# SET PROBLEM
Here are some records; return them all exactly.

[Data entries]
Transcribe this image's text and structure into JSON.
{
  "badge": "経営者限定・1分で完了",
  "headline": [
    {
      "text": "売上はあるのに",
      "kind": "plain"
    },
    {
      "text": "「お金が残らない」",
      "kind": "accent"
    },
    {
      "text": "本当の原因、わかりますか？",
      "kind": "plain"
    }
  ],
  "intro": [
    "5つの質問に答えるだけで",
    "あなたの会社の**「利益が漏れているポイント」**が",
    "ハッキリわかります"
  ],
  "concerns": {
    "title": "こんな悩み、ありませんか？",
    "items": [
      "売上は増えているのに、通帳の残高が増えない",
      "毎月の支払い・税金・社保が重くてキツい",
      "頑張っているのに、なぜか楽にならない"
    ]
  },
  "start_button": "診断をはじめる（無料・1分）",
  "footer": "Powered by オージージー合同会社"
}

# REPLY TO THE EXERCISE
Transcribe this image's text and structure into JSON.
{
  "badge": "経営者限定・1分で完了",
  "headline": [
    {
      "text": "売上はあるのに",
      "kind": "plain"
    },
    {
      "text": "「お金が残らない」",
      "kind": "accent"
    },
    {
      "text": "本当の原因、わかりますか？",
      "kind": "plain"
    }
  ],
  "intro": [
    "5つの質問に答えるだけで",
    "あなたの会社の**「利益が漏れているポイント」**が",
    "ハッキリわかります"
  ],
  "concerns": {
    "title": "こんな悩み、ありませんか？",
    "items": [
      "売上は増えているのに、通帳の残高が増えない",
      "毎月の支払い・税金・社保が重くてキツい",
      "頑張っているのに、なぜか楽にならない"
    ]
  },
  "start_button": "診断をはじめる（無料・1分）",
  "footer": "Powered by オージージー合同会社"
}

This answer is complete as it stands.